— START PROVIDED RECORDS —
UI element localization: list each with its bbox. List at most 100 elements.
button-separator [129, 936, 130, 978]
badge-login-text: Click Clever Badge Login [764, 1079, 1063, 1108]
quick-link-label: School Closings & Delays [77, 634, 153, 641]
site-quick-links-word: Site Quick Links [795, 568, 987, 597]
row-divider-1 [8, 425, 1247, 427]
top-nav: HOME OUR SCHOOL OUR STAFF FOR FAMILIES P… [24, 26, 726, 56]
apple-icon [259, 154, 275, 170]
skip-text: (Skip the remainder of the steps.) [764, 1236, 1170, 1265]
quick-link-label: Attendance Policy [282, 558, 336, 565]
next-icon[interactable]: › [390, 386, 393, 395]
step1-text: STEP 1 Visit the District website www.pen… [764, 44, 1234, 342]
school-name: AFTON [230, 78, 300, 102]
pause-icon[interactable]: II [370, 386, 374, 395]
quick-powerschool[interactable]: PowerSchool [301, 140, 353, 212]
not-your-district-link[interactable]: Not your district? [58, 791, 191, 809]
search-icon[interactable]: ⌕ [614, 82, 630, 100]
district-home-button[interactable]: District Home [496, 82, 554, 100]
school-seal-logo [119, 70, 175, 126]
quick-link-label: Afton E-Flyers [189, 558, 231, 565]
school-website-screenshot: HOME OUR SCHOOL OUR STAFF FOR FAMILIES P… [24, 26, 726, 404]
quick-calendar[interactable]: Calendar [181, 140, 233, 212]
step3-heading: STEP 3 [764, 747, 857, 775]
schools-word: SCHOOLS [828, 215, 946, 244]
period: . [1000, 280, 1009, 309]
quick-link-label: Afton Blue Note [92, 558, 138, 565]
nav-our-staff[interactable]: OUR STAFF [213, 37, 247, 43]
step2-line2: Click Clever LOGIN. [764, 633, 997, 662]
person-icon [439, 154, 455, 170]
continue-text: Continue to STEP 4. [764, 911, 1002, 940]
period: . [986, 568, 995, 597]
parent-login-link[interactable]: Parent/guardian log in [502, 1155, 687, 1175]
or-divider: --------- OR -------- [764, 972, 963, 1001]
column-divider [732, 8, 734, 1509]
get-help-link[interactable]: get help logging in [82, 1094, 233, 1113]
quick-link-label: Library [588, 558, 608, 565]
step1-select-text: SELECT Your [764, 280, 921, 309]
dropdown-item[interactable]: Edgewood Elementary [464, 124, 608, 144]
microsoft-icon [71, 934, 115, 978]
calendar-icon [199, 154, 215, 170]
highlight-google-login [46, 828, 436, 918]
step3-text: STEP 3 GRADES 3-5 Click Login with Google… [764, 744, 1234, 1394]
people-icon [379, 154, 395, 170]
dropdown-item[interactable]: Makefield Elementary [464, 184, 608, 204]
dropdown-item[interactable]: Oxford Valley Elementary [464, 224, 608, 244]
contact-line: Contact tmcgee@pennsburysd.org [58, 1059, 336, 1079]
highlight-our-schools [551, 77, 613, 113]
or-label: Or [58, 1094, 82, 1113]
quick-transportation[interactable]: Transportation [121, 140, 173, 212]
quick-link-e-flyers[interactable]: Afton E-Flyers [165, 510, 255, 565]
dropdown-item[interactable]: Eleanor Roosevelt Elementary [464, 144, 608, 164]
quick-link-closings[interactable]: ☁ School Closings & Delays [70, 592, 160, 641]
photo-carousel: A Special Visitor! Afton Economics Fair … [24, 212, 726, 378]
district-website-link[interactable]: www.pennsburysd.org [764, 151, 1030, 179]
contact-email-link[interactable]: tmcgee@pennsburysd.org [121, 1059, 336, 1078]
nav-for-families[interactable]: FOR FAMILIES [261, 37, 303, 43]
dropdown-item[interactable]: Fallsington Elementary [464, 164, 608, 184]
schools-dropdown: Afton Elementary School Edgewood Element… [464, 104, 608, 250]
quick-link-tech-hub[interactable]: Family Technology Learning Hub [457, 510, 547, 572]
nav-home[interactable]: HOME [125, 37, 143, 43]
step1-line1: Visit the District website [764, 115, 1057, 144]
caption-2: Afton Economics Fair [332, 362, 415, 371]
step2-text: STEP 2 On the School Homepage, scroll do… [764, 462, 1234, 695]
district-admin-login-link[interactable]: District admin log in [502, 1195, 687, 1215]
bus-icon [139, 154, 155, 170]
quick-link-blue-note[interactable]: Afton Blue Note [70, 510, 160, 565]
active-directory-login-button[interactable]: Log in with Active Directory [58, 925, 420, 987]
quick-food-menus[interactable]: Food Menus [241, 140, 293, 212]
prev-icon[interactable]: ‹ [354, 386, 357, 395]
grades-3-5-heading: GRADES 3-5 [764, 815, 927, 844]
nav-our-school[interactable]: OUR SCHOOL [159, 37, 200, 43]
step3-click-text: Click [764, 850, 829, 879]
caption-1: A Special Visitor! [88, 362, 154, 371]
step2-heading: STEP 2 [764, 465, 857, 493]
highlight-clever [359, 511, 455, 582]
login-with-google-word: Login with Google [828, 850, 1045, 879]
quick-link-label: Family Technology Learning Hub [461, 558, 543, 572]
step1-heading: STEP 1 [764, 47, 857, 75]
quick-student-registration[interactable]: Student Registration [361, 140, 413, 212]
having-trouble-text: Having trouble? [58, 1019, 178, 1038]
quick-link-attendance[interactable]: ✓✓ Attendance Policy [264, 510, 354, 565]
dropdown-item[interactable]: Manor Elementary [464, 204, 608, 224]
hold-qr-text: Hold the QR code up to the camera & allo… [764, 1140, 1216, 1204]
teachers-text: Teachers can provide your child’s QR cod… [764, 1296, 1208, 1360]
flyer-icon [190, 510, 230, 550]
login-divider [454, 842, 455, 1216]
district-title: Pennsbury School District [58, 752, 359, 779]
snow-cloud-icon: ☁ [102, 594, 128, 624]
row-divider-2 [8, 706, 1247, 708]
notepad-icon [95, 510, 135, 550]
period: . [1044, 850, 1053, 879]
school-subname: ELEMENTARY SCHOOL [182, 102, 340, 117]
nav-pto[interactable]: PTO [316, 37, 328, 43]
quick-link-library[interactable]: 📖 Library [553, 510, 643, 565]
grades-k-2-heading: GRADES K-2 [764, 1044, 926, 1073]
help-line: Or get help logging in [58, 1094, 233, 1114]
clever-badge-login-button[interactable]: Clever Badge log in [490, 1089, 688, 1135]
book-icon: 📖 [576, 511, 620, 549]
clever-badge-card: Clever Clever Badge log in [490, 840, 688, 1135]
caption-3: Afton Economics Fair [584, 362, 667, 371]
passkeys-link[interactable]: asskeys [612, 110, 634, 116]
— END PROVIDED RECORDS —
> TASK TO CARRY OUT: Could you write out, unchanged, the stretch of rows from the very first line through the line containing "district-home-button[interactable]: District Home", both ends included?

> OUTPUT FOR THIS TASK:
UI element localization: list each with its bbox. List at most 100 elements.
button-separator [129, 936, 130, 978]
badge-login-text: Click Clever Badge Login [764, 1079, 1063, 1108]
quick-link-label: School Closings & Delays [77, 634, 153, 641]
site-quick-links-word: Site Quick Links [795, 568, 987, 597]
row-divider-1 [8, 425, 1247, 427]
top-nav: HOME OUR SCHOOL OUR STAFF FOR FAMILIES P… [24, 26, 726, 56]
apple-icon [259, 154, 275, 170]
skip-text: (Skip the remainder of the steps.) [764, 1236, 1170, 1265]
quick-link-label: Attendance Policy [282, 558, 336, 565]
next-icon[interactable]: › [390, 386, 393, 395]
step1-text: STEP 1 Visit the District website www.pen… [764, 44, 1234, 342]
school-name: AFTON [230, 78, 300, 102]
pause-icon[interactable]: II [370, 386, 374, 395]
quick-powerschool[interactable]: PowerSchool [301, 140, 353, 212]
not-your-district-link[interactable]: Not your district? [58, 791, 191, 809]
search-icon[interactable]: ⌕ [614, 82, 630, 100]
district-home-button[interactable]: District Home [496, 82, 554, 100]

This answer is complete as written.